### Data section ###
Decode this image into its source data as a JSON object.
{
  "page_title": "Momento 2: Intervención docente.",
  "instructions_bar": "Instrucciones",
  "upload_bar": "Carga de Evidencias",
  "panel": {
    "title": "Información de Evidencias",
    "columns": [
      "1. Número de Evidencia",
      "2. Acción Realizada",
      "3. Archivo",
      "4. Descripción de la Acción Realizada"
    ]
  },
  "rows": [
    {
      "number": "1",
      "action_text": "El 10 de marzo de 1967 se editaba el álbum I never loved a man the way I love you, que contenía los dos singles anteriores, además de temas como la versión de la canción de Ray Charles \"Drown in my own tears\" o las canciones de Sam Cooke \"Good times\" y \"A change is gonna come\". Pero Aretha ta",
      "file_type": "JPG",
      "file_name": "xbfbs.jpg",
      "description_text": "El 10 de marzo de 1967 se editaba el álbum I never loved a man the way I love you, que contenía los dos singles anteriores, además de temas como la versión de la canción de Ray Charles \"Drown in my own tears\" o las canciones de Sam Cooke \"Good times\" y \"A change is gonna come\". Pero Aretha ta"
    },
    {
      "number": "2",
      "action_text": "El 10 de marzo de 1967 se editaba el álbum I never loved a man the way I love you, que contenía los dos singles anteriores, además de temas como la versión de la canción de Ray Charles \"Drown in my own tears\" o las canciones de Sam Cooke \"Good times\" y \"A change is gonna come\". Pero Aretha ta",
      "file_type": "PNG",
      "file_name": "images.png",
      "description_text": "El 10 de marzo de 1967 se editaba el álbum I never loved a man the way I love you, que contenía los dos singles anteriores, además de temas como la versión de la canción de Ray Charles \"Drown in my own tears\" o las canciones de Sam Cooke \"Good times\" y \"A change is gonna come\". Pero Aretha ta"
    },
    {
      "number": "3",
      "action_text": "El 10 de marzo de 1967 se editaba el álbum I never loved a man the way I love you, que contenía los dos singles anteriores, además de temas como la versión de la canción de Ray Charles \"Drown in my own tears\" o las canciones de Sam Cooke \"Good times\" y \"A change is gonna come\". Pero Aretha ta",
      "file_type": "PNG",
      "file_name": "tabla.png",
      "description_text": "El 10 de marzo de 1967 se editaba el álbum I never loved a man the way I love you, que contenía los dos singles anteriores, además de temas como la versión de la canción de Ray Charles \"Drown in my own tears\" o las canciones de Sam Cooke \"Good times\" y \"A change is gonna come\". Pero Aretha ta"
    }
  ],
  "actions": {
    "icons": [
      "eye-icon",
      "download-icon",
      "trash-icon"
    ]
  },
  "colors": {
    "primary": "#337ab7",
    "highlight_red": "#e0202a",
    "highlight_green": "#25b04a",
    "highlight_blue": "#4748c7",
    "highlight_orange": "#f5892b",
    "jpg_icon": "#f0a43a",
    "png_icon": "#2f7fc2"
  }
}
###
Written task :: Please give back all of the records exactly as written.

Response ::
Decode this image into its source data as a JSON object.
{
  "page_title": "Momento 2: Intervención docente.",
  "instructions_bar": "Instrucciones",
  "upload_bar": "Carga de Evidencias",
  "panel": {
    "title": "Información de Evidencias",
    "columns": [
      "1. Número de Evidencia",
      "2. Acción Realizada",
      "3. Archivo",
      "4. Descripción de la Acción Realizada"
    ]
  },
  "rows": [
    {
      "number": "1",
      "action_text": "El 10 de marzo de 1967 se editaba el álbum I never loved a man the way I love you, que contenía los dos singles anteriores, además de temas como la versión de la canción de Ray Charles \"Drown in my own tears\" o las canciones de Sam Cooke \"Good times\" y \"A change is gonna come\". Pero Aretha ta",
      "file_type": "JPG",
      "file_name": "xbfbs.jpg",
      "description_text": "El 10 de marzo de 1967 se editaba el álbum I never loved a man the way I love you, que contenía los dos singles anteriores, además de temas como la versión de la canción de Ray Charles \"Drown in my own tears\" o las canciones de Sam Cooke \"Good times\" y \"A change is gonna come\". Pero Aretha ta"
    },
    {
      "number": "2",
      "action_text": "El 10 de marzo de 1967 se editaba el álbum I never loved a man the way I love you, que contenía los dos singles anteriores, además de temas como la versión de la canción de Ray Charles \"Drown in my own tears\" o las canciones de Sam Cooke \"Good times\" y \"A change is gonna come\". Pero Aretha ta",
      "file_type": "PNG",
      "file_name": "images.png",
      "description_text": "El 10 de marzo de 1967 se editaba el álbum I never loved a man the way I love you, que contenía los dos singles anteriores, además de temas como la versión de la canción de Ray Charles \"Drown in my own tears\" o las canciones de Sam Cooke \"Good times\" y \"A change is gonna come\". Pero Aretha ta"
    },
    {
      "number": "3",
      "action_text": "El 10 de marzo de 1967 se editaba el álbum I never loved a man the way I love you, que contenía los dos singles anteriores, además de temas como la versión de la canción de Ray Charles \"Drown in my own tears\" o las canciones de Sam Cooke \"Good times\" y \"A change is gonna come\". Pero Aretha ta",
      "file_type": "PNG",
      "file_name": "tabla.png",
      "description_text": "El 10 de marzo de 1967 se editaba el álbum I never loved a man the way I love you, que contenía los dos singles anteriores, además de temas como la versión de la canción de Ray Charles \"Drown in my own tears\" o las canciones de Sam Cooke \"Good times\" y \"A change is gonna come\". Pero Aretha ta"
    }
  ],
  "actions": {
    "icons": [
      "eye-icon",
      "download-icon",
      "trash-icon"
    ]
  },
  "colors": {
    "primary": "#337ab7",
    "highlight_red": "#e0202a",
    "highlight_green": "#25b04a",
    "highlight_blue": "#4748c7",
    "highlight_orange": "#f5892b",
    "jpg_icon": "#f0a43a",
    "png_icon": "#2f7fc2"
  }
}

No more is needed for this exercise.